++++ Data supplied

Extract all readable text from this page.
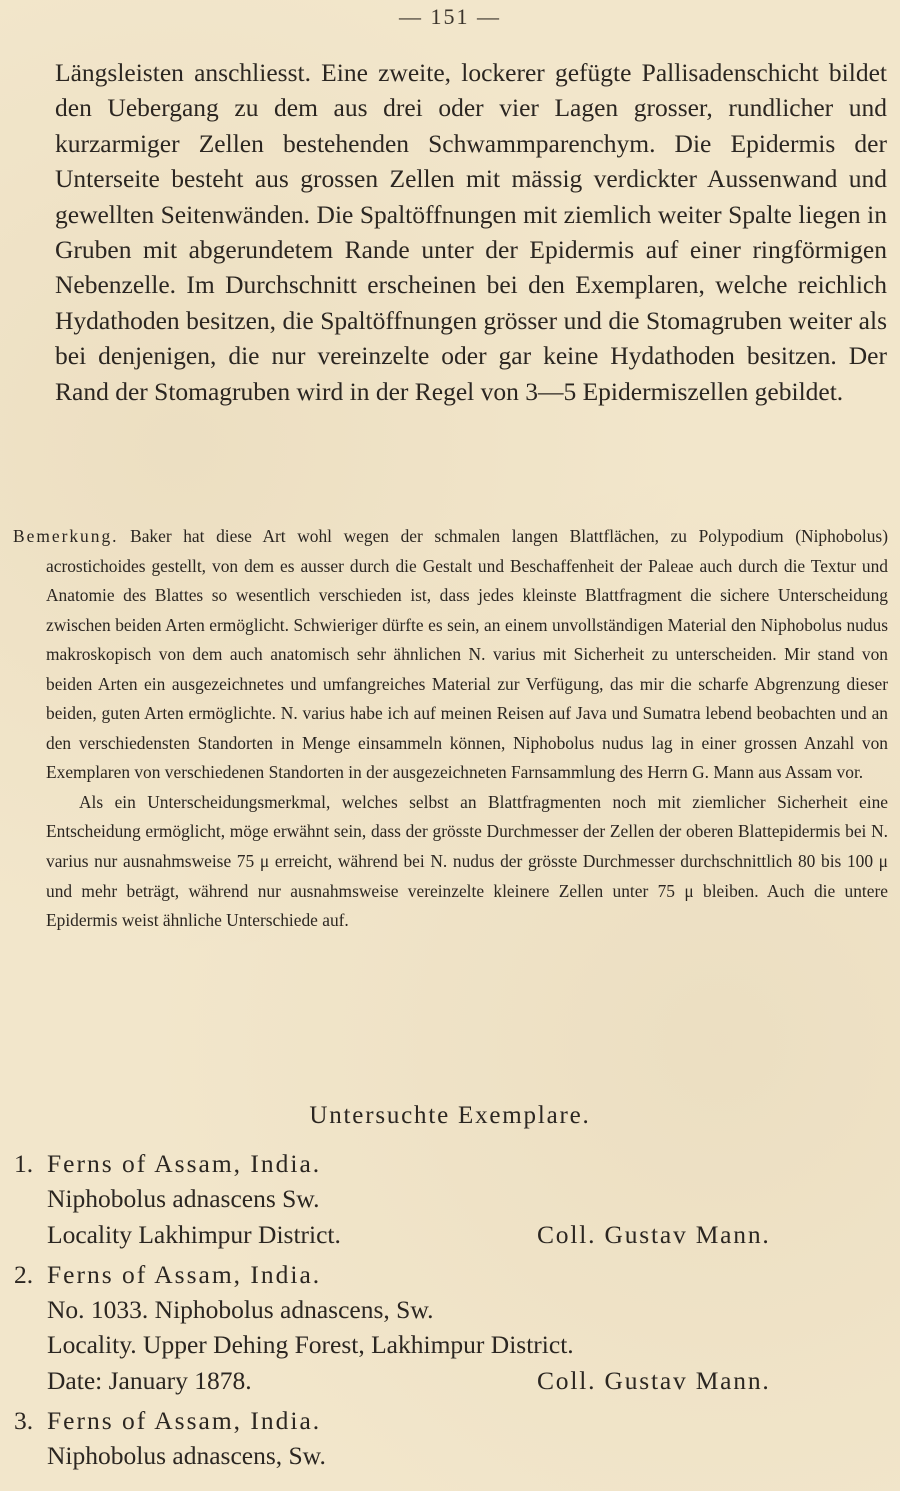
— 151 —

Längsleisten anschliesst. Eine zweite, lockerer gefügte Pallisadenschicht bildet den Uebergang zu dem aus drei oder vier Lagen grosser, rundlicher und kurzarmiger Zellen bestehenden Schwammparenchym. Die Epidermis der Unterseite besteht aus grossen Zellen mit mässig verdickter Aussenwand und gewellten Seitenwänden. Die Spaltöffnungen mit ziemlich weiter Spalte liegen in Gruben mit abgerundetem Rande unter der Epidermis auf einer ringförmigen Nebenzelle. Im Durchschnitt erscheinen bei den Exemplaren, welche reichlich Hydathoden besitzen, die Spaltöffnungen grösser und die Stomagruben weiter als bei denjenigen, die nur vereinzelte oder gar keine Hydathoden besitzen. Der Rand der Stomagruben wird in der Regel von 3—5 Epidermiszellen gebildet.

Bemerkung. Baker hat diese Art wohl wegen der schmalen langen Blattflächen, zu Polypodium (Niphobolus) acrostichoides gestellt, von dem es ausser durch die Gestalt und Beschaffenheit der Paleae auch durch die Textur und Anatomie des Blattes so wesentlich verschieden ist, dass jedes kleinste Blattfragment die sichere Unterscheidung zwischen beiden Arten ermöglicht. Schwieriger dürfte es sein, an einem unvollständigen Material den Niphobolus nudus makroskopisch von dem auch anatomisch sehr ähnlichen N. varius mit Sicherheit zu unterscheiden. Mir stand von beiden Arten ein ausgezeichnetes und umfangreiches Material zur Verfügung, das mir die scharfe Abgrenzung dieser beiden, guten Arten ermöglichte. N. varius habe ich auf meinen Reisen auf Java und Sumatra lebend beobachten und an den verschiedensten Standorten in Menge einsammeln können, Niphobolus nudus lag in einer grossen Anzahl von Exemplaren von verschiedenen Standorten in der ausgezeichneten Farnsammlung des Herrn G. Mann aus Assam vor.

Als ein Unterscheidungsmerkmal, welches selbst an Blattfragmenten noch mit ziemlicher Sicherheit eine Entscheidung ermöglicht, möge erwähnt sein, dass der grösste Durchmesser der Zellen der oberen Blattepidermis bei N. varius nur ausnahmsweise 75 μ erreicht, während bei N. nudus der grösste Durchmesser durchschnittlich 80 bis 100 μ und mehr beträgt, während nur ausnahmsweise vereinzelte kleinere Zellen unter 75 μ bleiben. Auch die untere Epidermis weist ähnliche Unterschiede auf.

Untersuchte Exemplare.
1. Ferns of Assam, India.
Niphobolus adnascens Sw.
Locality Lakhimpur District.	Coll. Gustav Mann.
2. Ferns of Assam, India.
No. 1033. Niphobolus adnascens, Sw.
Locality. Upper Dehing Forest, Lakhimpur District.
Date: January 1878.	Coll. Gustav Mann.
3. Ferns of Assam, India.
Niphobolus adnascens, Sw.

++++++++
++++ Data supplied

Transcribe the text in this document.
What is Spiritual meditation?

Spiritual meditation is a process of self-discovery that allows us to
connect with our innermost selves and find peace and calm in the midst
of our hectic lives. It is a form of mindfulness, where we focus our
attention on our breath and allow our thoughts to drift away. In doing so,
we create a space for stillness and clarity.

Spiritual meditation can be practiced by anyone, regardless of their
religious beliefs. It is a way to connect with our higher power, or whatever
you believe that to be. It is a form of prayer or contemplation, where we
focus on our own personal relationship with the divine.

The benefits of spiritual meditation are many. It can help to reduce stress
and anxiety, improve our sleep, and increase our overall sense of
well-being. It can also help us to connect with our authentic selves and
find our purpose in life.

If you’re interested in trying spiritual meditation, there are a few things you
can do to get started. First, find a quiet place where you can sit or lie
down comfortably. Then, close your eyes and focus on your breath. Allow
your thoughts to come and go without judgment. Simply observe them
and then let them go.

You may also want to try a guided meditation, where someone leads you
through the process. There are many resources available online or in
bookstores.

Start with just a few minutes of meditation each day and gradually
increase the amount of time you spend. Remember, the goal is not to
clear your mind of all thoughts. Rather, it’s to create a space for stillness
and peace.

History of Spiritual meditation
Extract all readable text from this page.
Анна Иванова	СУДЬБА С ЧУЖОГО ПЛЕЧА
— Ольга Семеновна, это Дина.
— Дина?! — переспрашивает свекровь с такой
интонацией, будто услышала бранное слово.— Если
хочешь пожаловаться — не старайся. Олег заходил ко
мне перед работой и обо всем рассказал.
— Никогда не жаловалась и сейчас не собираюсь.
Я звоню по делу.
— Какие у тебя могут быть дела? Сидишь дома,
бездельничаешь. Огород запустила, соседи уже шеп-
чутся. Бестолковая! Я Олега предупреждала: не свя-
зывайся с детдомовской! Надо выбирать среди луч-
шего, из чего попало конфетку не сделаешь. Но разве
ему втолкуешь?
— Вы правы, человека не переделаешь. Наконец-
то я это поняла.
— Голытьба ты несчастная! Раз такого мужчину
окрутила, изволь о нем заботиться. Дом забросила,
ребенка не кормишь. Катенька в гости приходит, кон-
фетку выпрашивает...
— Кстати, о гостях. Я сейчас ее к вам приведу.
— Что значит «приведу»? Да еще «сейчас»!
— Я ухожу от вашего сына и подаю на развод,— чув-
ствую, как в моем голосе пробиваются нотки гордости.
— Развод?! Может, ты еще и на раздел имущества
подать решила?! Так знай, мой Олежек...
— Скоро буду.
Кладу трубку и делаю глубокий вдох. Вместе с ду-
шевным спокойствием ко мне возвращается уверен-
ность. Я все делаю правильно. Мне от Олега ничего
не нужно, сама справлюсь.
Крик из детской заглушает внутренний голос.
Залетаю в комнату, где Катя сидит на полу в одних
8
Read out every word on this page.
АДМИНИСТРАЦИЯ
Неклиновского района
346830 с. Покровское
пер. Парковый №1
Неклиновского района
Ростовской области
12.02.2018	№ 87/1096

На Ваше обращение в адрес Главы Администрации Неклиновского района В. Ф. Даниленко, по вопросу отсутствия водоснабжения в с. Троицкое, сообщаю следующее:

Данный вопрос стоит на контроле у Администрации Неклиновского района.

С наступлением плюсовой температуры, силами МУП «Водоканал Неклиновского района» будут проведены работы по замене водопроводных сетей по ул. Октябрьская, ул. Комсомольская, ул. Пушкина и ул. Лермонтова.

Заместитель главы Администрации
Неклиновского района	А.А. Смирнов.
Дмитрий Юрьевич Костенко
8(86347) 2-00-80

++++++++
++++ Data supplied

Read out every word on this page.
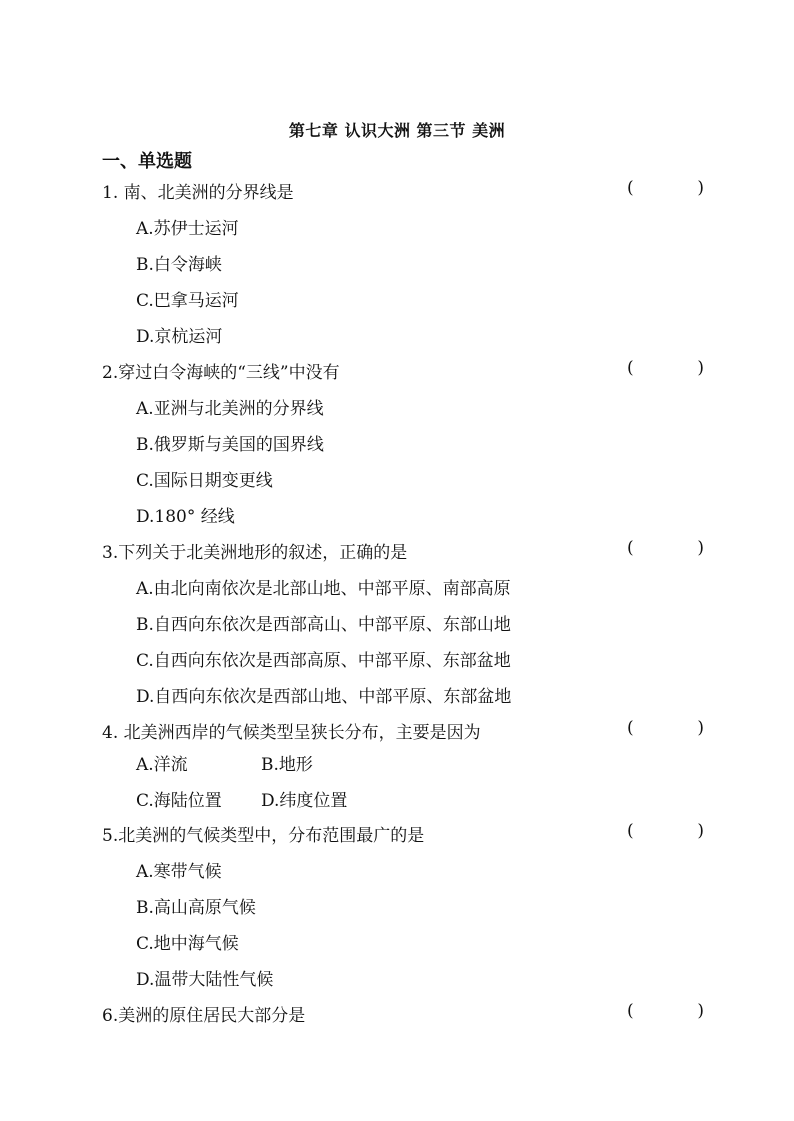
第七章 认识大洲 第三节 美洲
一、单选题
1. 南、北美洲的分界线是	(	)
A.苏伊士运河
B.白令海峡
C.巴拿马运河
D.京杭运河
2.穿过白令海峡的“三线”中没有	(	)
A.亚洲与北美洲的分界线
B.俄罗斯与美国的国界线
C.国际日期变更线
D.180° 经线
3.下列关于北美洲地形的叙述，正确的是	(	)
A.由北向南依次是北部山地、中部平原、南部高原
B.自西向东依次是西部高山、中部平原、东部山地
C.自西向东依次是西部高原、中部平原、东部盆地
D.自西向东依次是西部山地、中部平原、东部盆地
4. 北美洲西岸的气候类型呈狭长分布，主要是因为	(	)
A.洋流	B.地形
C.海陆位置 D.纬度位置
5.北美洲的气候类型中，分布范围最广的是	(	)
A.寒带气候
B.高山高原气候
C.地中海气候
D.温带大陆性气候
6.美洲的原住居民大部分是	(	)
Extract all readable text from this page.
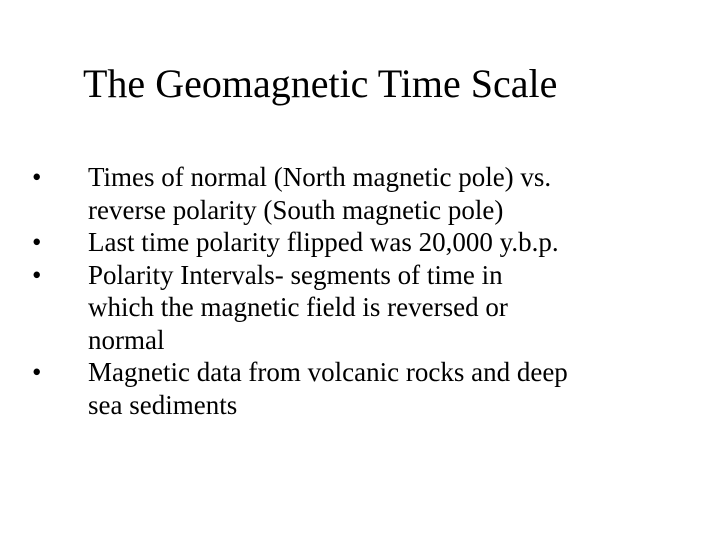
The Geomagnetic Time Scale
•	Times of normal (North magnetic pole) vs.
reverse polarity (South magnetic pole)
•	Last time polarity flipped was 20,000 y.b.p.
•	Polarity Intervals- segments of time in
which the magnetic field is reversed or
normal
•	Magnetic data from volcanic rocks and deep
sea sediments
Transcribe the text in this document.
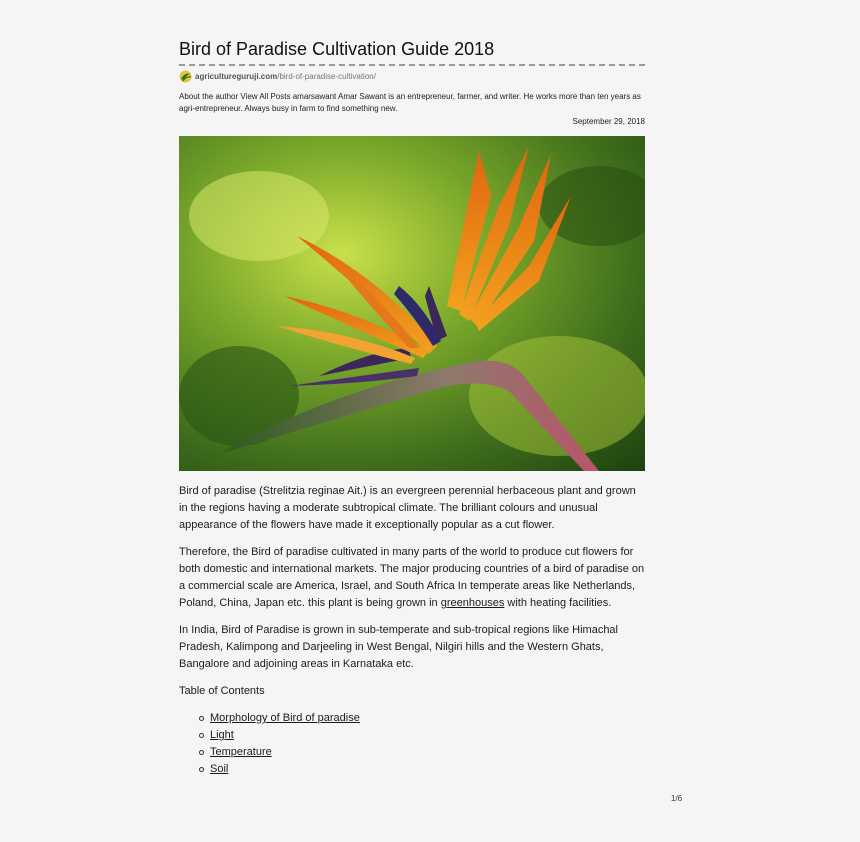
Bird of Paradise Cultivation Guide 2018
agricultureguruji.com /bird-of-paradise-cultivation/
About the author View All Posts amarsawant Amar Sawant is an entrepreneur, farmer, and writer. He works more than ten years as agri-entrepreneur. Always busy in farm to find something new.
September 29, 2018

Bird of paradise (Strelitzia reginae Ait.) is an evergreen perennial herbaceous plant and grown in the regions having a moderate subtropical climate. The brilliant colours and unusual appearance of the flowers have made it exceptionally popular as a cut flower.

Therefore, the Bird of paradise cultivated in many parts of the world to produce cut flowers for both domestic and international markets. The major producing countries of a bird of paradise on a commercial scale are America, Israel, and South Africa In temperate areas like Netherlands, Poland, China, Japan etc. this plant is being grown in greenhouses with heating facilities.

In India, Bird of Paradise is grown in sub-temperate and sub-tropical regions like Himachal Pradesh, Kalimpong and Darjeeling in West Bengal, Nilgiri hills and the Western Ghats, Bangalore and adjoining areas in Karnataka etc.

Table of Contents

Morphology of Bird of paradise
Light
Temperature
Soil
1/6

++++++++

Display every line of the listing that contains the string "Gustav".

▶ _Response to the exercise_:
Locality Lakhimpur District.	Coll. Gustav Mann.
Date: January 1878.	Coll. Gustav Mann.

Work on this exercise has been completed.